- [What to produce]: In the listing that follows, count each line where the word "name" appears; write nothing but the count.

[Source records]
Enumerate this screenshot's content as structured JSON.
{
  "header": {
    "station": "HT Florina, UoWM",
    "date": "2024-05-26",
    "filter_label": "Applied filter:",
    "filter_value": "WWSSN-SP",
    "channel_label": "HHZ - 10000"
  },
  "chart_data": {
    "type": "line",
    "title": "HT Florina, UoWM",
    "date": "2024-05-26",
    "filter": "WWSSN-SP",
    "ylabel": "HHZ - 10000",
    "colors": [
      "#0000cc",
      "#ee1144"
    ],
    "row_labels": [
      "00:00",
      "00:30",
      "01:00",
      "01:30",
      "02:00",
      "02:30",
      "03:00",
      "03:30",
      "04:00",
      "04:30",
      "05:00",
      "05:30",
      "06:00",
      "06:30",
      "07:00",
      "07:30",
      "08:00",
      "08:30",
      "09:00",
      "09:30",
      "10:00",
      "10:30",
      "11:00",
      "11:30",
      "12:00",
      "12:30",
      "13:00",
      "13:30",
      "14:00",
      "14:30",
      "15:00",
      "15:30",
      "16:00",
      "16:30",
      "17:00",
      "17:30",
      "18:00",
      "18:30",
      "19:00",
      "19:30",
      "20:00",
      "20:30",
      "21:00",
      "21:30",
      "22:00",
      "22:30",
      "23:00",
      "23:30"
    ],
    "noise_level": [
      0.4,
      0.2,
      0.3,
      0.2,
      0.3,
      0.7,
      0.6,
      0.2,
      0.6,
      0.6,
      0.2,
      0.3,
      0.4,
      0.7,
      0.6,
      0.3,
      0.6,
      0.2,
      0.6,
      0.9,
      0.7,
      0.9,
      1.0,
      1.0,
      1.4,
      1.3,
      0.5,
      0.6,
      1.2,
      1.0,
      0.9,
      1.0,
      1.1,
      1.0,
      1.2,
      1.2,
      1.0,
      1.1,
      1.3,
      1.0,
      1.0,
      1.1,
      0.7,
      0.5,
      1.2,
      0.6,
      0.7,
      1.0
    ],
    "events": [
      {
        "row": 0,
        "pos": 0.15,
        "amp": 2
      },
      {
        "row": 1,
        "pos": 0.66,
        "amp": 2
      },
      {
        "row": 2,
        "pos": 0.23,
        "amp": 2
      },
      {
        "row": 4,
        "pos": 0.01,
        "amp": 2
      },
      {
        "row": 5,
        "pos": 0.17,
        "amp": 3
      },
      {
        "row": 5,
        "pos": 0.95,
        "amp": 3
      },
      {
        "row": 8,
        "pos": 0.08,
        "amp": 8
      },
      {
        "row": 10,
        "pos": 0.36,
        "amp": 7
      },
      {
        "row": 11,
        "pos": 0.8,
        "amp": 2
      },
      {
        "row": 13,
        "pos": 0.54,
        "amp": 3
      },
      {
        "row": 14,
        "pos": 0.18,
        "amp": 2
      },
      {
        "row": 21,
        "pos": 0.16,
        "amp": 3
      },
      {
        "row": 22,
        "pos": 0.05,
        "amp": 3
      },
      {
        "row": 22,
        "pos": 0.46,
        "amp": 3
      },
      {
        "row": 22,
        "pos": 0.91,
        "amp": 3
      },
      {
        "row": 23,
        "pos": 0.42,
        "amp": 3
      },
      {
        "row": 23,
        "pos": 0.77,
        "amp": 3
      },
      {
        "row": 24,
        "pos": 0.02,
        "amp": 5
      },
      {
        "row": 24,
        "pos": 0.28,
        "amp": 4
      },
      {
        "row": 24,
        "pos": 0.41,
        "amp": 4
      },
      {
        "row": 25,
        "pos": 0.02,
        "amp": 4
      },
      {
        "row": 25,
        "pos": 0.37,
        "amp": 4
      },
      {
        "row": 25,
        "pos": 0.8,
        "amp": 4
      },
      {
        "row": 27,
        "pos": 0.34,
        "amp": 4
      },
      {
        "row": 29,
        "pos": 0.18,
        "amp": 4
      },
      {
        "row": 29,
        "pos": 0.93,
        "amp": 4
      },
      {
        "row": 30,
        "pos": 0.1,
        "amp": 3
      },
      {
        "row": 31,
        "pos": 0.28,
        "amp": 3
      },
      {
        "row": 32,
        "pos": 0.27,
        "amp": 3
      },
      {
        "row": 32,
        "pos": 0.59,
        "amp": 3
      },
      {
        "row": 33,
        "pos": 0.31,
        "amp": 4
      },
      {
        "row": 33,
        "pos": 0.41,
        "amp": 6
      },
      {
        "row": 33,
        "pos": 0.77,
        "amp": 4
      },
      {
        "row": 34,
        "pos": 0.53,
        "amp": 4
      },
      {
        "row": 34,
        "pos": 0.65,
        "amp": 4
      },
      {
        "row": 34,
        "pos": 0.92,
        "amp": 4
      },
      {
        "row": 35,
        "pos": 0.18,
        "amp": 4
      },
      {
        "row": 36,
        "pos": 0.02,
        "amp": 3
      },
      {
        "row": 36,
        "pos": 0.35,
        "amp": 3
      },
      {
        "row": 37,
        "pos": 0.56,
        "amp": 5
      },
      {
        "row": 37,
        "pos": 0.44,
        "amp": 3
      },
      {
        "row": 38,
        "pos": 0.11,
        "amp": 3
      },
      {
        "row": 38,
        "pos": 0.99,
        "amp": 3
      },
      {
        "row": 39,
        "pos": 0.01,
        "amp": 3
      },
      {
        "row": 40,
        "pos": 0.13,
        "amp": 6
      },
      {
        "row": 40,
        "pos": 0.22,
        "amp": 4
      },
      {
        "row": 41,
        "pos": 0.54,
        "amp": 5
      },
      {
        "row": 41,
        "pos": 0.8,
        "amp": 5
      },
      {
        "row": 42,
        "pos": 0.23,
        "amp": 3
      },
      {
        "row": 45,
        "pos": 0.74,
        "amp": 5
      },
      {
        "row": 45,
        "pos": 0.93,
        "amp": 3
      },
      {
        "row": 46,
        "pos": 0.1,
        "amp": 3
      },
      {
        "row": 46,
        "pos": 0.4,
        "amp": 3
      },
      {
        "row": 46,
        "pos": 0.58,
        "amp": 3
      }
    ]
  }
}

* * *

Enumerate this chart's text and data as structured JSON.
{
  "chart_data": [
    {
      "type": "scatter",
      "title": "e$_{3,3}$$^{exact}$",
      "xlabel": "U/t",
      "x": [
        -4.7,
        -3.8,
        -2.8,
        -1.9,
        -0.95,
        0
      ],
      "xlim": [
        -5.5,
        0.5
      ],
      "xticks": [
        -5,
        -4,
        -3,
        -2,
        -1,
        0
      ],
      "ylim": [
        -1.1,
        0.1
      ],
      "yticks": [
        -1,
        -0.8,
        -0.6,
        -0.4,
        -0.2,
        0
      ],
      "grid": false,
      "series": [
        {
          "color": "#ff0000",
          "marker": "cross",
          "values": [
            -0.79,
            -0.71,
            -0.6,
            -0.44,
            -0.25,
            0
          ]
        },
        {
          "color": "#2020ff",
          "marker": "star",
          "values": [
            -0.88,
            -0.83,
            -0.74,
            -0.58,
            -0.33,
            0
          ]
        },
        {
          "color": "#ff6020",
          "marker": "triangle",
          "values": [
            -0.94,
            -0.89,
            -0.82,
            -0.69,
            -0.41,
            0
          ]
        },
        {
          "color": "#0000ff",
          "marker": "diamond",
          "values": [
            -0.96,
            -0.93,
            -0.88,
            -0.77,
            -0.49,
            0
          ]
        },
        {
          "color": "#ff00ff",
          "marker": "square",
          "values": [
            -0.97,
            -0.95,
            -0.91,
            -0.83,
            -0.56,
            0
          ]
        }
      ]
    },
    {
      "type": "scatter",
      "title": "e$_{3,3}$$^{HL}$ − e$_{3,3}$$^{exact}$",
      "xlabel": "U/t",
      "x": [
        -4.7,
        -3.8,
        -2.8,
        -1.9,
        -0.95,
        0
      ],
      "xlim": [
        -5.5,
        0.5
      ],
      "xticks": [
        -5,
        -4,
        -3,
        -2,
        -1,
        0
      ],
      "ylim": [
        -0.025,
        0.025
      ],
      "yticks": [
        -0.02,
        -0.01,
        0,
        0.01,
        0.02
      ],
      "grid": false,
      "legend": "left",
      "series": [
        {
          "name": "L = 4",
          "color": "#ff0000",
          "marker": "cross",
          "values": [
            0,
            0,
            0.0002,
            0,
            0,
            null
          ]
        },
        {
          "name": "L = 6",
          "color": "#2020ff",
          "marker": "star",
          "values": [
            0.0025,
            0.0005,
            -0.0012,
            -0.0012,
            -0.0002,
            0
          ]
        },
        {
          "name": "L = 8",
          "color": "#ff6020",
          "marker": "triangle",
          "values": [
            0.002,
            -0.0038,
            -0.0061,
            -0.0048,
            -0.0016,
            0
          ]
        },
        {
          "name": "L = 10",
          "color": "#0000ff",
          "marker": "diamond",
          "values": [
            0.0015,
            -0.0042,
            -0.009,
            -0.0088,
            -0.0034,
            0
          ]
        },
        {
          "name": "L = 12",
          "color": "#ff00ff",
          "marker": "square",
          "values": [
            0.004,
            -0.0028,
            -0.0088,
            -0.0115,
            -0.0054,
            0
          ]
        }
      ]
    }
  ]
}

- [Exercise response]: 5